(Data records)
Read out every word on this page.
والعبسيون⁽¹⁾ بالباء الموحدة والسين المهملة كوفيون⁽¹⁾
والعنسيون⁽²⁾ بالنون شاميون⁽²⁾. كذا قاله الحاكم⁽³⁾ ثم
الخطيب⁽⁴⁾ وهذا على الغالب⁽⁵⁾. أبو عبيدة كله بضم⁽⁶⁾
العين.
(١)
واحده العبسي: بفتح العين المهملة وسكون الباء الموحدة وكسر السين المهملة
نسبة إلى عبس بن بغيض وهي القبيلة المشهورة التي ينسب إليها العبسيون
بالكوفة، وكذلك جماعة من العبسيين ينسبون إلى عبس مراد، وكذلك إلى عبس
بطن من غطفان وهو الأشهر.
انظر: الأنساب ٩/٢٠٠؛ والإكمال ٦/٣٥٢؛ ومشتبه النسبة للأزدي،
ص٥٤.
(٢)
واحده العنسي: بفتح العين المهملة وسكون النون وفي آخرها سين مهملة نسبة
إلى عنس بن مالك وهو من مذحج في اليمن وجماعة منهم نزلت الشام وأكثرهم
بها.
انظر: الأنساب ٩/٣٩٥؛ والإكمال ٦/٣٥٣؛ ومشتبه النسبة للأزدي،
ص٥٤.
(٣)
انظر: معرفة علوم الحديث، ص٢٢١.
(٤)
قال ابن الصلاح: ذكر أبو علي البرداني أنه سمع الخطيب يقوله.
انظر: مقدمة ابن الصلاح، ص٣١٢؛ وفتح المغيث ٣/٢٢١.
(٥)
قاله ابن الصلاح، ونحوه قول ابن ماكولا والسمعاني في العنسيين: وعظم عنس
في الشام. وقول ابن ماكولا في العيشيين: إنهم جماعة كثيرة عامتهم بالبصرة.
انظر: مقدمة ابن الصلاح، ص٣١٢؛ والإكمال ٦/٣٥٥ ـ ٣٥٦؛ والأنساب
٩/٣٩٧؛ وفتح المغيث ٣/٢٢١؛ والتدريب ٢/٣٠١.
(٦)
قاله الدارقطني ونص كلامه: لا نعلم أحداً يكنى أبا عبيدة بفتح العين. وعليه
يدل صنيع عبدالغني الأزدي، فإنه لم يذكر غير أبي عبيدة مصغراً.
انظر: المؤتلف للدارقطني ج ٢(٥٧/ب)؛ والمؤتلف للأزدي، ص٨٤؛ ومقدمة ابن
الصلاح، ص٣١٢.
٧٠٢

> [WHAT YOU SHOULD DO]: Exactly reproduce every line of the data above.

> [RIGHT ANSWER]:
Read out every word on this page.
والعبسيون⁽¹⁾ بالباء الموحدة والسين المهملة كوفيون⁽¹⁾
والعنسيون⁽²⁾ بالنون شاميون⁽²⁾. كذا قاله الحاكم⁽³⁾ ثم
الخطيب⁽⁴⁾ وهذا على الغالب⁽⁵⁾. أبو عبيدة كله بضم⁽⁶⁾
العين.
(١)
واحده العبسي: بفتح العين المهملة وسكون الباء الموحدة وكسر السين المهملة
نسبة إلى عبس بن بغيض وهي القبيلة المشهورة التي ينسب إليها العبسيون
بالكوفة، وكذلك جماعة من العبسيين ينسبون إلى عبس مراد، وكذلك إلى عبس
بطن من غطفان وهو الأشهر.
انظر: الأنساب ٩/٢٠٠؛ والإكمال ٦/٣٥٢؛ ومشتبه النسبة للأزدي،
ص٥٤.
(٢)
واحده العنسي: بفتح العين المهملة وسكون النون وفي آخرها سين مهملة نسبة
إلى عنس بن مالك وهو من مذحج في اليمن وجماعة منهم نزلت الشام وأكثرهم
بها.
انظر: الأنساب ٩/٣٩٥؛ والإكمال ٦/٣٥٣؛ ومشتبه النسبة للأزدي،
ص٥٤.
(٣)
انظر: معرفة علوم الحديث، ص٢٢١.
(٤)
قال ابن الصلاح: ذكر أبو علي البرداني أنه سمع الخطيب يقوله.
انظر: مقدمة ابن الصلاح، ص٣١٢؛ وفتح المغيث ٣/٢٢١.
(٥)
قاله ابن الصلاح، ونحوه قول ابن ماكولا والسمعاني في العنسيين: وعظم عنس
في الشام. وقول ابن ماكولا في العيشيين: إنهم جماعة كثيرة عامتهم بالبصرة.
انظر: مقدمة ابن الصلاح، ص٣١٢؛ والإكمال ٦/٣٥٥ ـ ٣٥٦؛ والأنساب
٩/٣٩٧؛ وفتح المغيث ٣/٢٢١؛ والتدريب ٢/٣٠١.
(٦)
قاله الدارقطني ونص كلامه: لا نعلم أحداً يكنى أبا عبيدة بفتح العين. وعليه
يدل صنيع عبدالغني الأزدي، فإنه لم يذكر غير أبي عبيدة مصغراً.
انظر: المؤتلف للدارقطني ج ٢(٥٧/ب)؛ والمؤتلف للأزدي، ص٨٤؛ ومقدمة ابن
الصلاح، ص٣١٢.
٧٠٢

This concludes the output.